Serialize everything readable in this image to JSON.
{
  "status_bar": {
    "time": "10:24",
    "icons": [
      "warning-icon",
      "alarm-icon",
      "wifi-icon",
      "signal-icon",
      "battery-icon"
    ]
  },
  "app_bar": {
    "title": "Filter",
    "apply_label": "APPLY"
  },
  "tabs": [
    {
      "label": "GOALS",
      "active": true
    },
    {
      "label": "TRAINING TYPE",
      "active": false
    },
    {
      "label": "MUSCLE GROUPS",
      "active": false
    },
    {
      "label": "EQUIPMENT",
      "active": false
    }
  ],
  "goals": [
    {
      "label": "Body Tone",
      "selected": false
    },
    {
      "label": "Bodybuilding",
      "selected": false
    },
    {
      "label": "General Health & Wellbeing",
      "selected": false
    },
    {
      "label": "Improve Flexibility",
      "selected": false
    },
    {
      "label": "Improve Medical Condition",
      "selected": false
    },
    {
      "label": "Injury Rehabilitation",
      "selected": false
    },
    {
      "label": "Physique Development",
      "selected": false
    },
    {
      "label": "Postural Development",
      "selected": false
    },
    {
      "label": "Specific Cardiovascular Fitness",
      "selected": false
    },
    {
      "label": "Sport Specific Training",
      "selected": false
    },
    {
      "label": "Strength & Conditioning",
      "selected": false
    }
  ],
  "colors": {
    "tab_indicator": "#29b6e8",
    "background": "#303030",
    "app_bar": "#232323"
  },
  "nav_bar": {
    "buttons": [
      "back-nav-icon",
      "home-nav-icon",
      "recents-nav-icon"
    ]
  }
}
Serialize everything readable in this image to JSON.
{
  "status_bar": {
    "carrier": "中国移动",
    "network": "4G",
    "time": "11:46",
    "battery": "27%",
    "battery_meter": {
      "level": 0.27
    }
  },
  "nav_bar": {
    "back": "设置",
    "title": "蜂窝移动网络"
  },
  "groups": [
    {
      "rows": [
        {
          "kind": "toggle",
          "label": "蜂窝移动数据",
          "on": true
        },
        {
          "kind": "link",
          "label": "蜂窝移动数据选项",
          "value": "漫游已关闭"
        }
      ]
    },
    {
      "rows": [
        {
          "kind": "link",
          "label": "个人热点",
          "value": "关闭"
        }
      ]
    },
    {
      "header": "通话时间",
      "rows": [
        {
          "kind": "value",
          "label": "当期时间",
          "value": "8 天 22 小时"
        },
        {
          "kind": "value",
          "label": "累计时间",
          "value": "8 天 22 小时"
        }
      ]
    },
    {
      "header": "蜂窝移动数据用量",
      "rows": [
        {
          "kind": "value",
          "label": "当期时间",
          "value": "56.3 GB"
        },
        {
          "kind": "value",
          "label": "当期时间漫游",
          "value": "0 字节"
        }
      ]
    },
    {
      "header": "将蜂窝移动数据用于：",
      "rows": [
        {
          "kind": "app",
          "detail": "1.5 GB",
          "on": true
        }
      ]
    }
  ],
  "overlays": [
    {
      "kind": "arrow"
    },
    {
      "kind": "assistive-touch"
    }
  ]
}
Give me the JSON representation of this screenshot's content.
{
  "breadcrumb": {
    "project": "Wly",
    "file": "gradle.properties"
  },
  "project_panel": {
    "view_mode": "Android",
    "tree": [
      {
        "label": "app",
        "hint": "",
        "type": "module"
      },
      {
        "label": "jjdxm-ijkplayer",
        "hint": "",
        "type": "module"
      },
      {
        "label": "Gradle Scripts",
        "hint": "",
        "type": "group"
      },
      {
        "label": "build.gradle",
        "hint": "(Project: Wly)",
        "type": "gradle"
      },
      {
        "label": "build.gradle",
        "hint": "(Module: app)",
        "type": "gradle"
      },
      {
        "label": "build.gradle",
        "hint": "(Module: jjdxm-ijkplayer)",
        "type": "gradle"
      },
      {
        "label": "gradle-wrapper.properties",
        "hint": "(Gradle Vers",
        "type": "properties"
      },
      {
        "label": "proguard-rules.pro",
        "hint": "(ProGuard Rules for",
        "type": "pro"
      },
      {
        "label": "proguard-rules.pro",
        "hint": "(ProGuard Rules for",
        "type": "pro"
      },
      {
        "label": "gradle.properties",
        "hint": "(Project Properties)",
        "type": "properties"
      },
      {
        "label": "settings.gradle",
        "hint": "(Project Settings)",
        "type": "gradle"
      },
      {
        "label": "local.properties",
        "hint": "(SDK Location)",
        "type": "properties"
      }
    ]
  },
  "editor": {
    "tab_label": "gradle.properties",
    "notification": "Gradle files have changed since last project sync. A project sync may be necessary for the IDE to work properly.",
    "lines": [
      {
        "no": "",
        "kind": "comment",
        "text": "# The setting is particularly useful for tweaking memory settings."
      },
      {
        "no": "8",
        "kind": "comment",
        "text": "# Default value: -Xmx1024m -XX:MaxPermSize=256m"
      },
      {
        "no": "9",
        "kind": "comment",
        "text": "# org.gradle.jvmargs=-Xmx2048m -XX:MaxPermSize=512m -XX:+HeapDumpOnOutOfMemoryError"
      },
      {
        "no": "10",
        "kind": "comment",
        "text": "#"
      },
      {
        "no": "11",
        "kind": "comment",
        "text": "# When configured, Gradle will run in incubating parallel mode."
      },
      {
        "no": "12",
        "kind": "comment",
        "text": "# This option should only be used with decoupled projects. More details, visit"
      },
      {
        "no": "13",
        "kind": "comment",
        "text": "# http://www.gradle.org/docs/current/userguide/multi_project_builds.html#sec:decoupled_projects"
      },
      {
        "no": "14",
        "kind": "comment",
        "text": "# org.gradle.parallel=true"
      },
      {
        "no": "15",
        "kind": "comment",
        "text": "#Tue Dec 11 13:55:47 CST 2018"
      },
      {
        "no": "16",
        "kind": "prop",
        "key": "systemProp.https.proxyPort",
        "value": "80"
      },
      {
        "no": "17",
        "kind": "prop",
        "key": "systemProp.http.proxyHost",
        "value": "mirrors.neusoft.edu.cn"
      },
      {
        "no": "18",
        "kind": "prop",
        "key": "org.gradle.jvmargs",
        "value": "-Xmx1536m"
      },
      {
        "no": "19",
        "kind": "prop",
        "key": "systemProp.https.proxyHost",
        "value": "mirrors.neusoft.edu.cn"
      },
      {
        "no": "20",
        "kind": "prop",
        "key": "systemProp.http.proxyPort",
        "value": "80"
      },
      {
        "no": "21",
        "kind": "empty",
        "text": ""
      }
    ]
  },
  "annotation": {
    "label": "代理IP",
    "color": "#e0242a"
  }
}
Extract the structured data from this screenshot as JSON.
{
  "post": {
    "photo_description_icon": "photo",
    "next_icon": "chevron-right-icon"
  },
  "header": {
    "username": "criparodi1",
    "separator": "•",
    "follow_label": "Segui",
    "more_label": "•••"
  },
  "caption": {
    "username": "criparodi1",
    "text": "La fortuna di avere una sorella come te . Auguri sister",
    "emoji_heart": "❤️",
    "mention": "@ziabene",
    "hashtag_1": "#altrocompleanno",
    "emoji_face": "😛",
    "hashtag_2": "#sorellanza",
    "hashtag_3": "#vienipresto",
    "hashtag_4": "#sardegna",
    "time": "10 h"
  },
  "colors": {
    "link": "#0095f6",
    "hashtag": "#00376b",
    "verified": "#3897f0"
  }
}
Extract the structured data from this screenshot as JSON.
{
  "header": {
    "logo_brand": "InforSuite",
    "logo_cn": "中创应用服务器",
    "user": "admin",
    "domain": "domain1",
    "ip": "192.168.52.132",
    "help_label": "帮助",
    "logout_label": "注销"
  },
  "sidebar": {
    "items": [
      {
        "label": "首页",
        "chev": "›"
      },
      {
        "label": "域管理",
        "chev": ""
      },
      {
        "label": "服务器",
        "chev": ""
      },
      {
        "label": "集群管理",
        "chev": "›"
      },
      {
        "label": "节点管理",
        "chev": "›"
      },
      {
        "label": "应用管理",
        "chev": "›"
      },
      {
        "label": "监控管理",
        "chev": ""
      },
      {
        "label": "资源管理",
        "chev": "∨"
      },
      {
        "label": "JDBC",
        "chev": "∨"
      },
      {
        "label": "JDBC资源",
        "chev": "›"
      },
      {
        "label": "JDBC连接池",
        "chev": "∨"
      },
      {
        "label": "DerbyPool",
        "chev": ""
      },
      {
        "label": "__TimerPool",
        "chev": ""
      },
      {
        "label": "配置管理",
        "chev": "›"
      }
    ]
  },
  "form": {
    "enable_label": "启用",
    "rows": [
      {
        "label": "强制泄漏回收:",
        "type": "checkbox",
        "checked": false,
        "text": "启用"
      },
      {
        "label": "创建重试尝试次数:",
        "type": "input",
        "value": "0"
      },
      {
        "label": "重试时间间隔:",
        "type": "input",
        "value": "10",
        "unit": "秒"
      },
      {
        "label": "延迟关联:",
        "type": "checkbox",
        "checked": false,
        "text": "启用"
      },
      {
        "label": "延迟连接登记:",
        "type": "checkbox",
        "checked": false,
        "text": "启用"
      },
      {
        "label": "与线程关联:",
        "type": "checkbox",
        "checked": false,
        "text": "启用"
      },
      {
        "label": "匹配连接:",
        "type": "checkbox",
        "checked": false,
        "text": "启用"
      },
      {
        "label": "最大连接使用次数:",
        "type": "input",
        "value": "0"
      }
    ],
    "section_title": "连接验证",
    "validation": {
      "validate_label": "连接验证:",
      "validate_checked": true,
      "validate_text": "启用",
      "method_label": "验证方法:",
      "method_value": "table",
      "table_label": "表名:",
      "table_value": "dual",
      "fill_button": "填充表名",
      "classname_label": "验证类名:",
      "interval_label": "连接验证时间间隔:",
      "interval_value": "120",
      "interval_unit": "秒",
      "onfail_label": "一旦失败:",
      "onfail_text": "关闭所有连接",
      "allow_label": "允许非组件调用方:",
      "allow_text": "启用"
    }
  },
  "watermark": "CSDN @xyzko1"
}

----

_REQUIRED TASK_:
Search the data for "systemProp". Copy every line that has it.

_EXERCISE RESPONSE_:
        "key": "systemProp.https.proxyPort",
        "key": "systemProp.http.proxyHost",
        "key": "systemProp.https.proxyHost",
        "key": "systemProp.http.proxyPort",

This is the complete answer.